**SET PROBLEM**
Provide only the number of lines in the listing that contain the string "Debt".

**SUPPLIED DATA**
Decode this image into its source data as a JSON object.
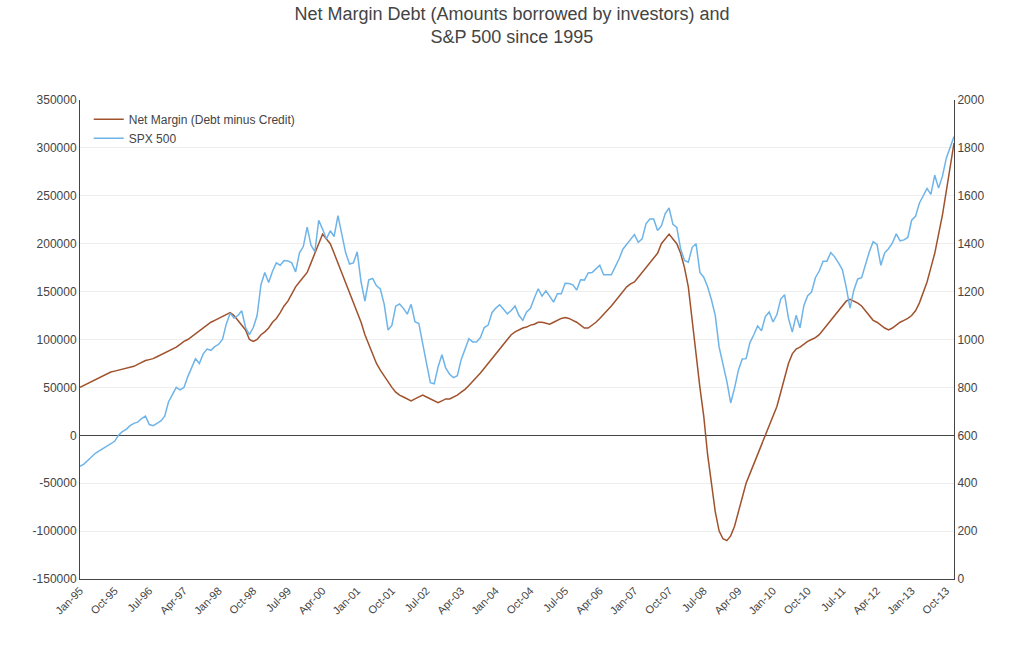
{
  "chart_data": {
    "type": "line",
    "title": "Net Margin Debt (Amounts borrowed by investors) and\nS&P 500 since 1995",
    "categories": [
      "Jan-95",
      null,
      null,
      null,
      null,
      null,
      null,
      null,
      null,
      "Oct-95",
      null,
      null,
      null,
      null,
      null,
      null,
      null,
      null,
      "Jul-96",
      null,
      null,
      null,
      null,
      null,
      null,
      null,
      null,
      "Apr-97",
      null,
      null,
      null,
      null,
      null,
      null,
      null,
      null,
      "Jan-98",
      null,
      null,
      null,
      null,
      null,
      null,
      null,
      null,
      "Oct-98",
      null,
      null,
      null,
      null,
      null,
      null,
      null,
      null,
      "Jul-99",
      null,
      null,
      null,
      null,
      null,
      null,
      null,
      null,
      "Apr-00",
      null,
      null,
      null,
      null,
      null,
      null,
      null,
      null,
      "Jan-01",
      null,
      null,
      null,
      null,
      null,
      null,
      null,
      null,
      "Oct-01",
      null,
      null,
      null,
      null,
      null,
      null,
      null,
      null,
      "Jul-02",
      null,
      null,
      null,
      null,
      null,
      null,
      null,
      null,
      "Apr-03",
      null,
      null,
      null,
      null,
      null,
      null,
      null,
      null,
      "Jan-04",
      null,
      null,
      null,
      null,
      null,
      null,
      null,
      null,
      "Oct-04",
      null,
      null,
      null,
      null,
      null,
      null,
      null,
      null,
      "Jul-05",
      null,
      null,
      null,
      null,
      null,
      null,
      null,
      null,
      "Apr-06",
      null,
      null,
      null,
      null,
      null,
      null,
      null,
      null,
      "Jan-07",
      null,
      null,
      null,
      null,
      null,
      null,
      null,
      null,
      "Oct-07",
      null,
      null,
      null,
      null,
      null,
      null,
      null,
      null,
      "Jul-08",
      null,
      null,
      null,
      null,
      null,
      null,
      null,
      null,
      "Apr-09",
      null,
      null,
      null,
      null,
      null,
      null,
      null,
      null,
      "Jan-10",
      null,
      null,
      null,
      null,
      null,
      null,
      null,
      null,
      "Oct-10",
      null,
      null,
      null,
      null,
      null,
      null,
      null,
      null,
      "Jul-11",
      null,
      null,
      null,
      null,
      null,
      null,
      null,
      null,
      "Apr-12",
      null,
      null,
      null,
      null,
      null,
      null,
      null,
      null,
      "Jan-13",
      null,
      null,
      null,
      null,
      null,
      null,
      null,
      null,
      "Oct-13",
      null,
      null
    ],
    "series": [
      {
        "name": "Net Margin (Debt minus Credit)",
        "color": "#A0522D",
        "values": [
          50000,
          52000,
          54000,
          56000,
          58000,
          60000,
          62000,
          64000,
          66000,
          67000,
          68000,
          69000,
          70000,
          71000,
          72000,
          74000,
          76000,
          78000,
          79000,
          80000,
          82000,
          84000,
          86000,
          88000,
          90000,
          92000,
          95000,
          98000,
          100000,
          103000,
          106000,
          109000,
          112000,
          115000,
          118000,
          120000,
          122000,
          124000,
          126000,
          128000,
          125000,
          120000,
          115000,
          110000,
          100000,
          98000,
          100000,
          105000,
          108000,
          112000,
          118000,
          122000,
          128000,
          135000,
          140000,
          148000,
          155000,
          160000,
          165000,
          170000,
          180000,
          190000,
          200000,
          210000,
          205000,
          200000,
          190000,
          180000,
          170000,
          160000,
          150000,
          140000,
          130000,
          118000,
          105000,
          95000,
          85000,
          75000,
          68000,
          62000,
          55000,
          50000,
          45000,
          42000,
          40000,
          38000,
          36000,
          38000,
          40000,
          42000,
          40000,
          38000,
          36000,
          34000,
          36000,
          38000,
          38000,
          40000,
          42000,
          45000,
          48000,
          52000,
          56000,
          60000,
          65000,
          70000,
          75000,
          80000,
          85000,
          90000,
          95000,
          100000,
          105000,
          108000,
          110000,
          112000,
          113000,
          115000,
          116000,
          118000,
          118000,
          117000,
          116000,
          118000,
          120000,
          122000,
          123000,
          122000,
          120000,
          118000,
          115000,
          112000,
          112000,
          115000,
          118000,
          122000,
          126000,
          130000,
          135000,
          140000,
          145000,
          150000,
          155000,
          158000,
          160000,
          165000,
          170000,
          175000,
          180000,
          185000,
          190000,
          200000,
          205000,
          210000,
          205000,
          200000,
          190000,
          175000,
          155000,
          120000,
          80000,
          50000,
          20000,
          -20000,
          -50000,
          -80000,
          -100000,
          -108000,
          -110000,
          -105000,
          -95000,
          -80000,
          -65000,
          -50000,
          -40000,
          -30000,
          -20000,
          -10000,
          0,
          10000,
          20000,
          30000,
          45000,
          60000,
          75000,
          85000,
          90000,
          92000,
          95000,
          98000,
          100000,
          102000,
          105000,
          110000,
          115000,
          120000,
          125000,
          130000,
          135000,
          140000,
          142000,
          140000,
          138000,
          135000,
          130000,
          125000,
          120000,
          118000,
          115000,
          112000,
          110000,
          112000,
          115000,
          118000,
          120000,
          122000,
          125000,
          130000,
          138000,
          148000,
          160000,
          175000,
          190000,
          210000,
          230000,
          255000,
          280000,
          305000
        ]
      },
      {
        "name": "SPX 500",
        "color": "#6EB4E8",
        "axis": "y2",
        "values": [
          470,
          480,
          495,
          510,
          525,
          535,
          545,
          555,
          565,
          575,
          600,
          615,
          625,
          640,
          650,
          655,
          670,
          680,
          645,
          640,
          650,
          660,
          680,
          740,
          770,
          800,
          790,
          800,
          845,
          885,
          920,
          900,
          940,
          960,
          955,
          970,
          980,
          1000,
          1065,
          1110,
          1090,
          1100,
          1120,
          1050,
          1020,
          1050,
          1100,
          1229,
          1280,
          1238,
          1285,
          1320,
          1310,
          1330,
          1328,
          1320,
          1282,
          1362,
          1388,
          1469,
          1394,
          1366,
          1498,
          1461,
          1420,
          1454,
          1430,
          1517,
          1436,
          1362,
          1315,
          1320,
          1366,
          1240,
          1160,
          1249,
          1255,
          1224,
          1211,
          1148,
          1040,
          1059,
          1139,
          1148,
          1130,
          1106,
          1147,
          1074,
          1067,
          990,
          900,
          820,
          815,
          885,
          936,
          880,
          855,
          841,
          849,
          916,
          963,
          1003,
          990,
          990,
          1008,
          1050,
          1060,
          1112,
          1131,
          1145,
          1126,
          1107,
          1121,
          1140,
          1101,
          1080,
          1115,
          1130,
          1173,
          1212,
          1181,
          1203,
          1180,
          1156,
          1191,
          1191,
          1235,
          1234,
          1228,
          1207,
          1249,
          1248,
          1278,
          1280,
          1295,
          1310,
          1270,
          1270,
          1270,
          1303,
          1336,
          1377,
          1400,
          1418,
          1438,
          1406,
          1420,
          1483,
          1503,
          1503,
          1455,
          1474,
          1526,
          1549,
          1481,
          1468,
          1378,
          1330,
          1323,
          1385,
          1400,
          1280,
          1260,
          1220,
          1166,
          1100,
          968,
          903,
          825,
          735,
          797,
          872,
          919,
          920,
          987,
          1020,
          1057,
          1036,
          1096,
          1115,
          1073,
          1104,
          1169,
          1187,
          1089,
          1031,
          1101,
          1049,
          1141,
          1183,
          1198,
          1258,
          1286,
          1327,
          1327,
          1363,
          1345,
          1320,
          1292,
          1219,
          1131,
          1207,
          1253,
          1258,
          1312,
          1366,
          1408,
          1397,
          1310,
          1362,
          1379,
          1403,
          1441,
          1412,
          1416,
          1426,
          1498,
          1514,
          1569,
          1597,
          1631,
          1606,
          1686,
          1632,
          1682,
          1757,
          1806,
          1848
        ]
      }
    ],
    "ylim": [
      -150000,
      350000
    ],
    "yticks": [
      -150000,
      -100000,
      -50000,
      0,
      50000,
      100000,
      150000,
      200000,
      250000,
      300000,
      350000
    ],
    "y2lim": [
      0,
      2000
    ],
    "y2ticks": [
      0,
      200,
      400,
      600,
      800,
      1000,
      1200,
      1400,
      1600,
      1800,
      2000
    ],
    "grid": true,
    "legend": "upper left"
  }
}
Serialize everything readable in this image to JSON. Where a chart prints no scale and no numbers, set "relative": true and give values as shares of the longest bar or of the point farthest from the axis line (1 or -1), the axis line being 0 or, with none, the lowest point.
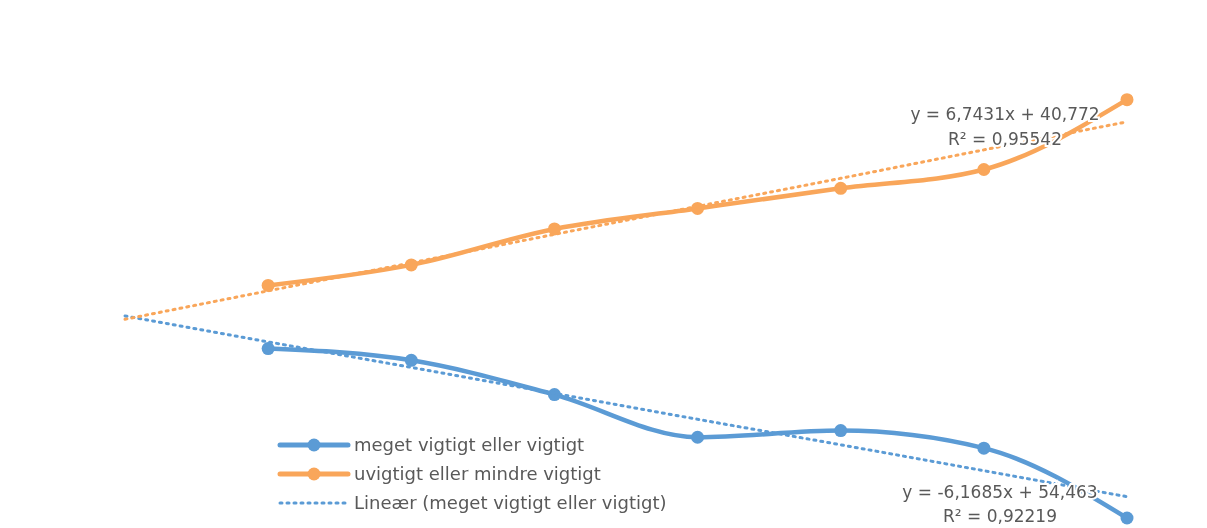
{
  "chart_data": {
    "type": "line",
    "relative": true,
    "categories": [
      null,
      null,
      null,
      null,
      null,
      null,
      null,
      null
    ],
    "legend": "bottom left",
    "marker": "circle",
    "series": [
      {
        "name": "meget vigtigt eller vigtigt",
        "color": "#5b9bd5",
        "values": [
          null,
          0.405,
          0.377,
          0.295,
          0.193,
          0.209,
          0.167,
          0.0
        ]
      },
      {
        "name": "uvigtigt eller mindre vigtigt",
        "color": "#f9a65a",
        "values": [
          null,
          0.556,
          0.605,
          0.691,
          0.74,
          0.788,
          0.833,
          1
        ]
      },
      {
        "name": "Lineær (meget vigtigt eller vigtigt)",
        "color": "#5b9bd5",
        "line_style": "dotted",
        "marker": "none",
        "values": [
          0.483,
          0.421,
          0.36,
          0.298,
          0.236,
          0.175,
          0.113,
          0.051
        ]
      },
      {
        "color": "#f9a65a",
        "line_style": "dotted",
        "marker": "none",
        "values": [
          0.475,
          0.543,
          0.61,
          0.678,
          0.745,
          0.812,
          0.88,
          0.947
        ]
      }
    ],
    "annotations": [
      "y = 6,7431x + 40,772",
      "R² = 0,95542",
      "y = -6,1685x + 54,463",
      "R² = 0,92219"
    ]
  }
}
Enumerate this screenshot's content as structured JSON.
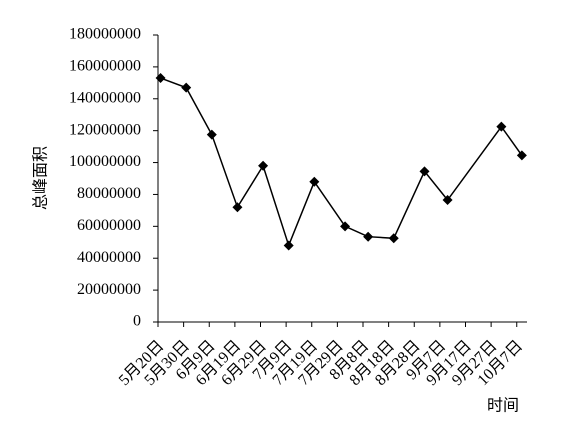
{
  "chart_data": {
    "type": "line",
    "y_label": "总峰面积",
    "x_label": "时间",
    "series": [
      {
        "name": "总峰面积",
        "color": "#000000",
        "x": [
          141,
          151,
          161,
          171,
          181,
          191,
          201,
          213,
          222,
          232,
          244,
          253,
          274,
          282
        ],
        "values": [
          153000000,
          147000000,
          117500000,
          72000000,
          98000000,
          48000000,
          88000000,
          60000000,
          53500000,
          52500000,
          94500000,
          76500000,
          122500000,
          104500000
        ]
      }
    ],
    "xlim": [
      140,
      284
    ],
    "xticks": [
      {
        "value": 140,
        "label": "5月20日"
      },
      {
        "value": 150,
        "label": "5月30日"
      },
      {
        "value": 160,
        "label": "6月9日"
      },
      {
        "value": 170,
        "label": "6月19日"
      },
      {
        "value": 180,
        "label": "6月29日"
      },
      {
        "value": 190,
        "label": "7月9日"
      },
      {
        "value": 200,
        "label": "7月19日"
      },
      {
        "value": 210,
        "label": "7月29日"
      },
      {
        "value": 220,
        "label": "8月8日"
      },
      {
        "value": 230,
        "label": "8月18日"
      },
      {
        "value": 240,
        "label": "8月28日"
      },
      {
        "value": 250,
        "label": "9月7日"
      },
      {
        "value": 260,
        "label": "9月17日"
      },
      {
        "value": 270,
        "label": "9月27日"
      },
      {
        "value": 280,
        "label": "10月7日"
      }
    ],
    "ylim": [
      0,
      180000000
    ],
    "yticks": [
      0,
      20000000,
      40000000,
      60000000,
      80000000,
      100000000,
      120000000,
      140000000,
      160000000,
      180000000
    ],
    "grid": false
  }
}
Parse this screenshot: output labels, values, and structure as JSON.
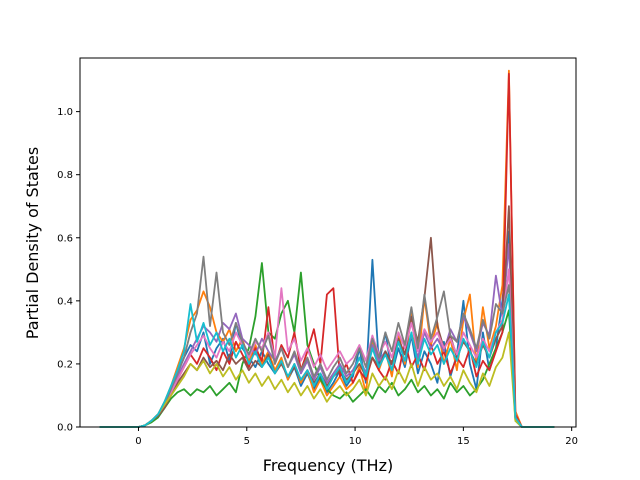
{
  "chart_data": {
    "type": "line",
    "title": "",
    "xlabel": "Frequency (THz)",
    "ylabel": "Partial Density of States",
    "xlim": [
      -2.7,
      20.2
    ],
    "ylim": [
      0.0,
      1.17
    ],
    "xticks": [
      0,
      5,
      10,
      15,
      20
    ],
    "xtick_labels": [
      "0",
      "5",
      "10",
      "15",
      "20"
    ],
    "yticks": [
      0.0,
      0.2,
      0.4,
      0.6,
      0.8,
      1.0
    ],
    "ytick_labels": [
      "0.0",
      "0.2",
      "0.4",
      "0.6",
      "0.8",
      "1.0"
    ],
    "grid": false,
    "legend": "none",
    "x": [
      -1.8,
      -1.2,
      -0.6,
      0,
      0.3,
      0.6,
      0.9,
      1.2,
      1.5,
      1.8,
      2.1,
      2.4,
      2.7,
      3.0,
      3.3,
      3.6,
      3.9,
      4.2,
      4.5,
      4.8,
      5.1,
      5.4,
      5.7,
      6.0,
      6.3,
      6.6,
      6.9,
      7.2,
      7.5,
      7.8,
      8.1,
      8.4,
      8.7,
      9.0,
      9.3,
      9.6,
      9.9,
      10.2,
      10.5,
      10.8,
      11.1,
      11.4,
      11.7,
      12.0,
      12.3,
      12.6,
      12.9,
      13.2,
      13.5,
      13.8,
      14.1,
      14.4,
      14.7,
      15.0,
      15.3,
      15.6,
      15.9,
      16.2,
      16.5,
      16.8,
      17.1,
      17.4,
      17.7,
      18.0,
      18.6,
      19.2
    ],
    "series": [
      {
        "color": "#1f77b4",
        "values": [
          0,
          0,
          0,
          0,
          0.005,
          0.02,
          0.04,
          0.07,
          0.12,
          0.17,
          0.22,
          0.26,
          0.24,
          0.3,
          0.2,
          0.25,
          0.28,
          0.21,
          0.33,
          0.25,
          0.22,
          0.19,
          0.24,
          0.2,
          0.17,
          0.21,
          0.15,
          0.19,
          0.13,
          0.17,
          0.12,
          0.16,
          0.11,
          0.14,
          0.18,
          0.13,
          0.16,
          0.25,
          0.14,
          0.53,
          0.2,
          0.3,
          0.17,
          0.25,
          0.19,
          0.29,
          0.17,
          0.24,
          0.2,
          0.14,
          0.27,
          0.16,
          0.23,
          0.4,
          0.2,
          0.12,
          0.3,
          0.18,
          0.25,
          0.4,
          0.62,
          0.02,
          0,
          0,
          0,
          0
        ]
      },
      {
        "color": "#ff7f0e",
        "values": [
          0,
          0,
          0,
          0,
          0.005,
          0.02,
          0.04,
          0.08,
          0.13,
          0.19,
          0.25,
          0.34,
          0.37,
          0.43,
          0.38,
          0.3,
          0.27,
          0.31,
          0.24,
          0.28,
          0.21,
          0.26,
          0.2,
          0.24,
          0.18,
          0.22,
          0.15,
          0.2,
          0.14,
          0.18,
          0.11,
          0.15,
          0.1,
          0.13,
          0.16,
          0.12,
          0.14,
          0.19,
          0.11,
          0.28,
          0.18,
          0.24,
          0.16,
          0.3,
          0.2,
          0.36,
          0.19,
          0.41,
          0.26,
          0.33,
          0.2,
          0.28,
          0.18,
          0.34,
          0.42,
          0.2,
          0.38,
          0.25,
          0.32,
          0.45,
          1.13,
          0.05,
          0,
          0,
          0,
          0
        ]
      },
      {
        "color": "#2ca02c",
        "values": [
          0,
          0,
          0,
          0,
          0.005,
          0.015,
          0.03,
          0.06,
          0.09,
          0.11,
          0.12,
          0.1,
          0.12,
          0.11,
          0.13,
          0.1,
          0.12,
          0.14,
          0.11,
          0.2,
          0.25,
          0.35,
          0.52,
          0.3,
          0.28,
          0.36,
          0.4,
          0.3,
          0.49,
          0.26,
          0.2,
          0.15,
          0.12,
          0.1,
          0.09,
          0.11,
          0.08,
          0.1,
          0.12,
          0.09,
          0.13,
          0.11,
          0.14,
          0.1,
          0.12,
          0.15,
          0.11,
          0.13,
          0.1,
          0.12,
          0.09,
          0.14,
          0.11,
          0.13,
          0.1,
          0.12,
          0.15,
          0.2,
          0.25,
          0.3,
          0.37,
          0.02,
          0,
          0,
          0,
          0
        ]
      },
      {
        "color": "#d62728",
        "values": [
          0,
          0,
          0,
          0,
          0.005,
          0.02,
          0.04,
          0.07,
          0.11,
          0.15,
          0.19,
          0.23,
          0.2,
          0.25,
          0.22,
          0.18,
          0.24,
          0.2,
          0.27,
          0.23,
          0.19,
          0.25,
          0.21,
          0.38,
          0.2,
          0.26,
          0.22,
          0.3,
          0.18,
          0.24,
          0.31,
          0.2,
          0.42,
          0.44,
          0.16,
          0.2,
          0.14,
          0.18,
          0.15,
          0.22,
          0.18,
          0.15,
          0.21,
          0.17,
          0.27,
          0.19,
          0.23,
          0.18,
          0.26,
          0.2,
          0.24,
          0.17,
          0.22,
          0.19,
          0.25,
          0.16,
          0.21,
          0.18,
          0.24,
          0.3,
          1.12,
          0.04,
          0,
          0,
          0,
          0
        ]
      },
      {
        "color": "#9467bd",
        "values": [
          0,
          0,
          0,
          0,
          0.005,
          0.02,
          0.04,
          0.07,
          0.12,
          0.16,
          0.2,
          0.24,
          0.28,
          0.32,
          0.3,
          0.27,
          0.33,
          0.31,
          0.36,
          0.28,
          0.26,
          0.23,
          0.28,
          0.24,
          0.21,
          0.25,
          0.19,
          0.23,
          0.17,
          0.21,
          0.15,
          0.19,
          0.14,
          0.17,
          0.2,
          0.16,
          0.18,
          0.22,
          0.17,
          0.26,
          0.21,
          0.24,
          0.2,
          0.27,
          0.23,
          0.29,
          0.22,
          0.3,
          0.25,
          0.28,
          0.24,
          0.31,
          0.27,
          0.35,
          0.3,
          0.24,
          0.33,
          0.29,
          0.48,
          0.35,
          0.58,
          0.03,
          0,
          0,
          0,
          0
        ]
      },
      {
        "color": "#8c564b",
        "values": [
          0,
          0,
          0,
          0,
          0.005,
          0.02,
          0.035,
          0.06,
          0.1,
          0.14,
          0.17,
          0.2,
          0.18,
          0.22,
          0.19,
          0.21,
          0.18,
          0.23,
          0.2,
          0.22,
          0.18,
          0.21,
          0.19,
          0.23,
          0.17,
          0.2,
          0.16,
          0.19,
          0.15,
          0.18,
          0.14,
          0.17,
          0.13,
          0.16,
          0.18,
          0.15,
          0.17,
          0.2,
          0.16,
          0.22,
          0.19,
          0.24,
          0.2,
          0.28,
          0.23,
          0.35,
          0.27,
          0.41,
          0.6,
          0.32,
          0.25,
          0.29,
          0.22,
          0.27,
          0.24,
          0.2,
          0.26,
          0.22,
          0.28,
          0.32,
          0.7,
          0.03,
          0,
          0,
          0,
          0
        ]
      },
      {
        "color": "#e377c2",
        "values": [
          0,
          0,
          0,
          0,
          0.005,
          0.02,
          0.04,
          0.07,
          0.11,
          0.15,
          0.19,
          0.23,
          0.26,
          0.29,
          0.25,
          0.22,
          0.27,
          0.24,
          0.3,
          0.26,
          0.22,
          0.27,
          0.25,
          0.3,
          0.22,
          0.44,
          0.24,
          0.28,
          0.21,
          0.25,
          0.19,
          0.23,
          0.18,
          0.21,
          0.24,
          0.2,
          0.22,
          0.26,
          0.21,
          0.29,
          0.23,
          0.27,
          0.22,
          0.3,
          0.25,
          0.33,
          0.24,
          0.31,
          0.27,
          0.3,
          0.25,
          0.28,
          0.23,
          0.3,
          0.26,
          0.22,
          0.28,
          0.24,
          0.3,
          0.34,
          0.5,
          0.03,
          0,
          0,
          0,
          0
        ]
      },
      {
        "color": "#7f7f7f",
        "values": [
          0,
          0,
          0,
          0,
          0.005,
          0.02,
          0.04,
          0.07,
          0.12,
          0.17,
          0.22,
          0.3,
          0.36,
          0.54,
          0.32,
          0.49,
          0.3,
          0.26,
          0.33,
          0.27,
          0.23,
          0.28,
          0.24,
          0.29,
          0.2,
          0.25,
          0.19,
          0.24,
          0.18,
          0.22,
          0.16,
          0.2,
          0.15,
          0.19,
          0.22,
          0.17,
          0.2,
          0.25,
          0.19,
          0.28,
          0.22,
          0.3,
          0.24,
          0.33,
          0.26,
          0.38,
          0.25,
          0.42,
          0.28,
          0.35,
          0.43,
          0.29,
          0.27,
          0.36,
          0.31,
          0.25,
          0.34,
          0.28,
          0.39,
          0.36,
          0.45,
          0.03,
          0,
          0,
          0,
          0
        ]
      },
      {
        "color": "#bcbd22",
        "values": [
          0,
          0,
          0,
          0,
          0.005,
          0.02,
          0.04,
          0.07,
          0.1,
          0.13,
          0.16,
          0.2,
          0.18,
          0.21,
          0.17,
          0.2,
          0.16,
          0.19,
          0.15,
          0.18,
          0.14,
          0.17,
          0.13,
          0.16,
          0.12,
          0.15,
          0.11,
          0.14,
          0.1,
          0.13,
          0.09,
          0.12,
          0.08,
          0.11,
          0.13,
          0.1,
          0.12,
          0.15,
          0.1,
          0.17,
          0.13,
          0.16,
          0.12,
          0.18,
          0.14,
          0.2,
          0.13,
          0.19,
          0.15,
          0.17,
          0.13,
          0.16,
          0.12,
          0.18,
          0.14,
          0.11,
          0.17,
          0.13,
          0.19,
          0.22,
          0.3,
          0.02,
          0,
          0,
          0,
          0
        ]
      },
      {
        "color": "#17becf",
        "values": [
          0,
          0,
          0,
          0,
          0.005,
          0.02,
          0.04,
          0.08,
          0.13,
          0.18,
          0.24,
          0.39,
          0.27,
          0.33,
          0.26,
          0.3,
          0.24,
          0.28,
          0.22,
          0.26,
          0.2,
          0.24,
          0.19,
          0.22,
          0.17,
          0.21,
          0.16,
          0.2,
          0.15,
          0.18,
          0.13,
          0.17,
          0.12,
          0.16,
          0.19,
          0.14,
          0.17,
          0.22,
          0.16,
          0.25,
          0.19,
          0.23,
          0.18,
          0.27,
          0.21,
          0.3,
          0.2,
          0.28,
          0.23,
          0.26,
          0.2,
          0.25,
          0.21,
          0.28,
          0.24,
          0.19,
          0.27,
          0.22,
          0.3,
          0.33,
          0.42,
          0.03,
          0,
          0,
          0,
          0
        ]
      }
    ]
  }
}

**COMPLETED TASK**
2